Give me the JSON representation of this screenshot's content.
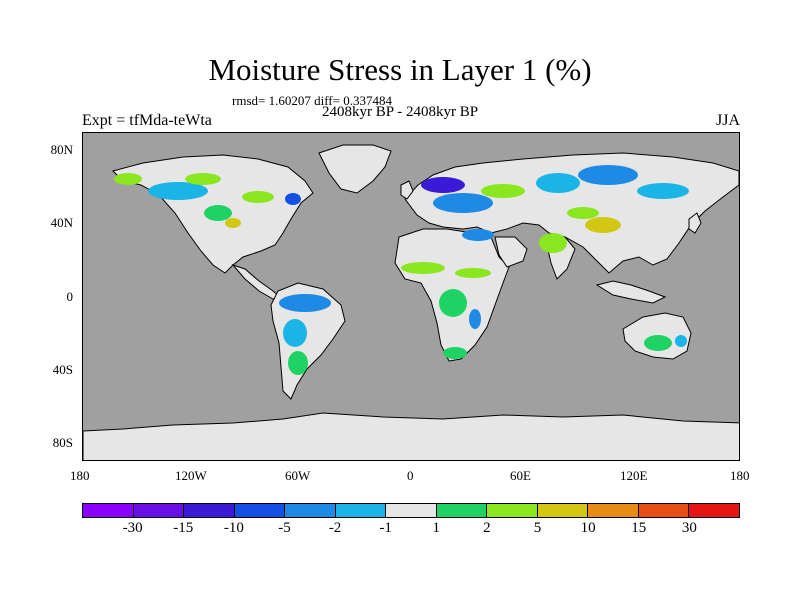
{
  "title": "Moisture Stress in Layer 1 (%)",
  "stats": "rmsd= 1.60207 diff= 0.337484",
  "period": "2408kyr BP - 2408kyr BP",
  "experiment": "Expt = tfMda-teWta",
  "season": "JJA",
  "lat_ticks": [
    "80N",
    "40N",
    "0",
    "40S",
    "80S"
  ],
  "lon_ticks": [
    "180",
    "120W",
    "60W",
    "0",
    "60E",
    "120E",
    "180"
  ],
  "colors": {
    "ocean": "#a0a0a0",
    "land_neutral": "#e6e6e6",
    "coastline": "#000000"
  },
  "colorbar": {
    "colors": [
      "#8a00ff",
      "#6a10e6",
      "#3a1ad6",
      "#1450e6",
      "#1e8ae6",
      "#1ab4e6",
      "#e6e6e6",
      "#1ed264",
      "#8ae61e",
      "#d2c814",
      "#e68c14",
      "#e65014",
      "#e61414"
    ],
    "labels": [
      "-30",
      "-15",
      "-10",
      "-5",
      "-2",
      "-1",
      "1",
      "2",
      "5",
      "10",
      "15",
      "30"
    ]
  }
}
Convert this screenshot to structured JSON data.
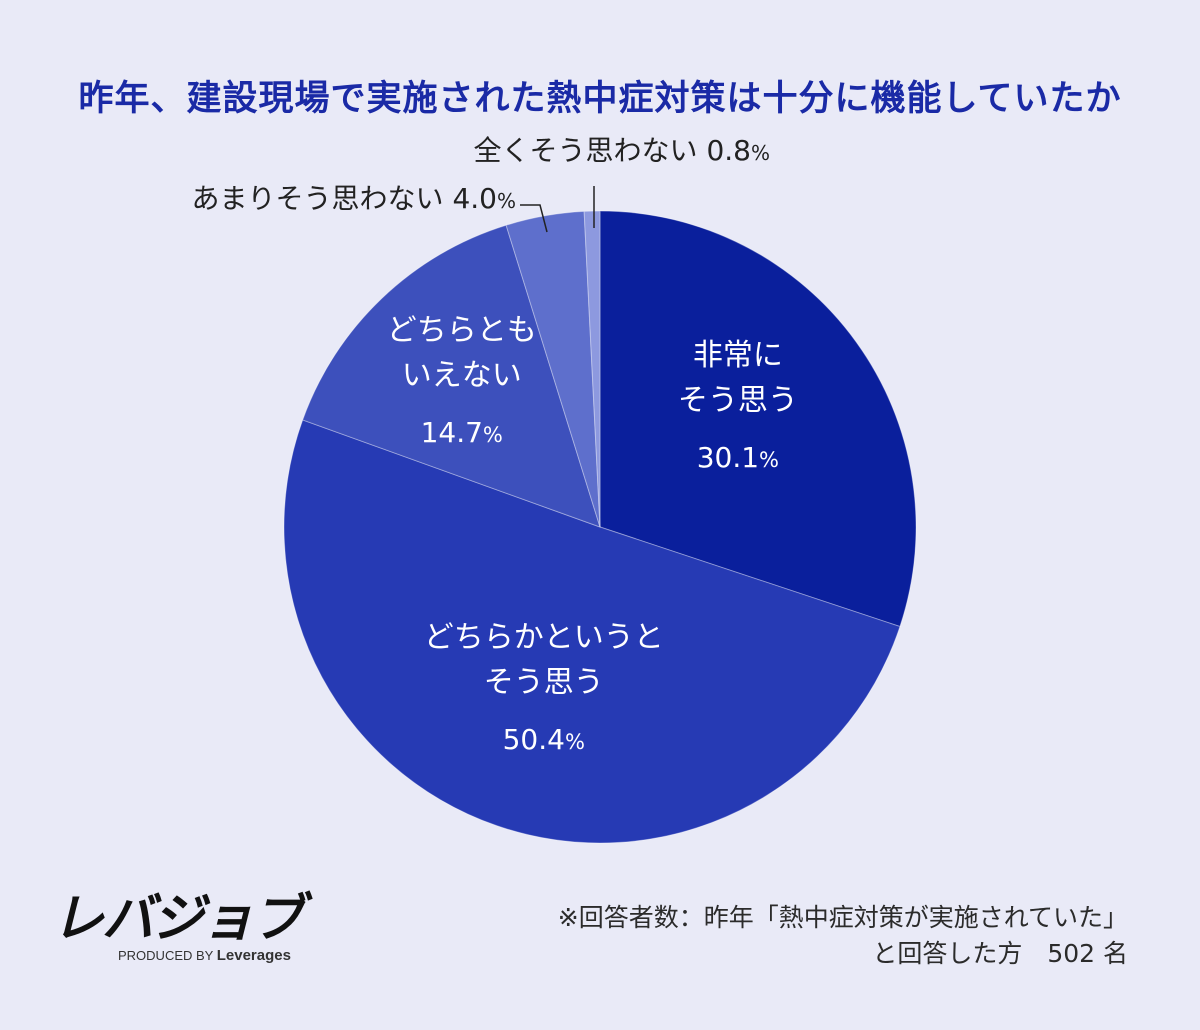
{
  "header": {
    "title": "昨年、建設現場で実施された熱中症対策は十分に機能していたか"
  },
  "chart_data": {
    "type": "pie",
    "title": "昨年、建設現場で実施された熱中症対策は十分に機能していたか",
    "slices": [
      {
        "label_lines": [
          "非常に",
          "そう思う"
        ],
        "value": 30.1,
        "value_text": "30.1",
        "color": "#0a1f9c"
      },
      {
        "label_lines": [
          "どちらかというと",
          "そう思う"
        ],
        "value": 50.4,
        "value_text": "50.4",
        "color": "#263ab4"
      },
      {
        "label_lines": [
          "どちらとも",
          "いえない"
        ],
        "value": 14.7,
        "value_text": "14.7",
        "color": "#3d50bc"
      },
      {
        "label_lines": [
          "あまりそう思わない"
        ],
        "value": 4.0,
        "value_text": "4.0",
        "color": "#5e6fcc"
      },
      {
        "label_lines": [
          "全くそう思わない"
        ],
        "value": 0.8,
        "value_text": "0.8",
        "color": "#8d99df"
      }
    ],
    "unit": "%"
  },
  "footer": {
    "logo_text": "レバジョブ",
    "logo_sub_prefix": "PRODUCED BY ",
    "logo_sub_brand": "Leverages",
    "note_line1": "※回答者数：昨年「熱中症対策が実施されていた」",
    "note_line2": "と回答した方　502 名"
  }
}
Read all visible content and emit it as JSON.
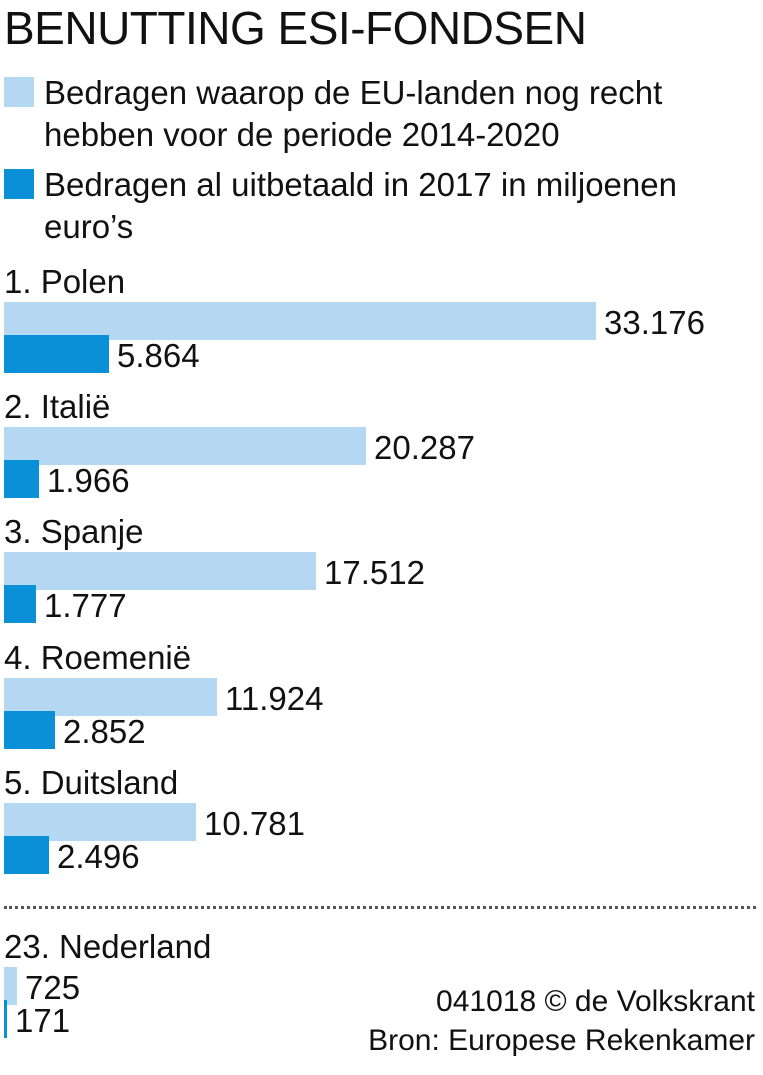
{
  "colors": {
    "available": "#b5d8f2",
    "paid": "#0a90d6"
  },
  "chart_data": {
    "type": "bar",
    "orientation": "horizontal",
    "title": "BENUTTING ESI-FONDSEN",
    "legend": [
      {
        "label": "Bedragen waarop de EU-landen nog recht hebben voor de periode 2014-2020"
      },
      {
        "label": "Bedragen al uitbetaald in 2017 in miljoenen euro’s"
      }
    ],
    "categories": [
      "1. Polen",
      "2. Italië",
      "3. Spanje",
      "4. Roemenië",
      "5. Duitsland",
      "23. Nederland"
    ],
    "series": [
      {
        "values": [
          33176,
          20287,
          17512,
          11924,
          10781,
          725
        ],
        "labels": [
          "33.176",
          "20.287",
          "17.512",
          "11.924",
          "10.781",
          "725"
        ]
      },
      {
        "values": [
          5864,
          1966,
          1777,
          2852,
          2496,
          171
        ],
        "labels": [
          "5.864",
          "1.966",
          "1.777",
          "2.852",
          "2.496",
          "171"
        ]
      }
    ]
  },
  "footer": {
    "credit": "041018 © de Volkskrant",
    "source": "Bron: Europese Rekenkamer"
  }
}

## What the task requires
Give every line above again exactly, with no pictures.

## Task solution
Give me the JSON representation of this screenshot's content.
{
  "title": "Moisture Stress in Layer 1 (%)",
  "stats": "rmsd= 1.60207 diff= 0.337484",
  "period": "2408kyr BP - 2408kyr BP",
  "experiment": "Expt = tfMda-teWta",
  "season": "JJA",
  "lat_ticks": [
    "80N",
    "40N",
    "0",
    "40S",
    "80S"
  ],
  "lon_ticks": [
    "180",
    "120W",
    "60W",
    "0",
    "60E",
    "120E",
    "180"
  ],
  "colors": {
    "ocean": "#a0a0a0",
    "land_neutral": "#e6e6e6",
    "coastline": "#000000"
  },
  "colorbar": {
    "colors": [
      "#8a00ff",
      "#6a10e6",
      "#3a1ad6",
      "#1450e6",
      "#1e8ae6",
      "#1ab4e6",
      "#e6e6e6",
      "#1ed264",
      "#8ae61e",
      "#d2c814",
      "#e68c14",
      "#e65014",
      "#e61414"
    ],
    "labels": [
      "-30",
      "-15",
      "-10",
      "-5",
      "-2",
      "-1",
      "1",
      "2",
      "5",
      "10",
      "15",
      "30"
    ]
  }
}
Convert this screenshot to structured JSON data.
{
  "header": {
    "title": "昨年、建設現場で実施された熱中症対策は十分に機能していたか"
  },
  "chart_data": {
    "type": "pie",
    "title": "昨年、建設現場で実施された熱中症対策は十分に機能していたか",
    "slices": [
      {
        "label_lines": [
          "非常に",
          "そう思う"
        ],
        "value": 30.1,
        "value_text": "30.1",
        "color": "#0a1f9c"
      },
      {
        "label_lines": [
          "どちらかというと",
          "そう思う"
        ],
        "value": 50.4,
        "value_text": "50.4",
        "color": "#263ab4"
      },
      {
        "label_lines": [
          "どちらとも",
          "いえない"
        ],
        "value": 14.7,
        "value_text": "14.7",
        "color": "#3d50bc"
      },
      {
        "label_lines": [
          "あまりそう思わない"
        ],
        "value": 4.0,
        "value_text": "4.0",
        "color": "#5e6fcc"
      },
      {
        "label_lines": [
          "全くそう思わない"
        ],
        "value": 0.8,
        "value_text": "0.8",
        "color": "#8d99df"
      }
    ],
    "unit": "%"
  },
  "footer": {
    "logo_text": "レバジョブ",
    "logo_sub_prefix": "PRODUCED BY ",
    "logo_sub_brand": "Leverages",
    "note_line1": "※回答者数：昨年「熱中症対策が実施されていた」",
    "note_line2": "と回答した方　502 名"
  }
}
Read all visible content and emit it as JSON.
{
  "colors": {
    "available": "#b5d8f2",
    "paid": "#0a90d6"
  },
  "chart_data": {
    "type": "bar",
    "orientation": "horizontal",
    "title": "BENUTTING ESI-FONDSEN",
    "legend": [
      {
        "label": "Bedragen waarop de EU-landen nog recht hebben voor de periode 2014-2020"
      },
      {
        "label": "Bedragen al uitbetaald in 2017 in miljoenen euro’s"
      }
    ],
    "categories": [
      "1. Polen",
      "2. Italië",
      "3. Spanje",
      "4. Roemenië",
      "5. Duitsland",
      "23. Nederland"
    ],
    "series": [
      {
        "values": [
          33176,
          20287,
          17512,
          11924,
          10781,
          725
        ],
        "labels": [
          "33.176",
          "20.287",
          "17.512",
          "11.924",
          "10.781",
          "725"
        ]
      },
      {
        "values": [
          5864,
          1966,
          1777,
          2852,
          2496,
          171
        ],
        "labels": [
          "5.864",
          "1.966",
          "1.777",
          "2.852",
          "2.496",
          "171"
        ]
      }
    ]
  },
  "footer": {
    "credit": "041018 © de Volkskrant",
    "source": "Bron: Europese Rekenkamer"
  }
}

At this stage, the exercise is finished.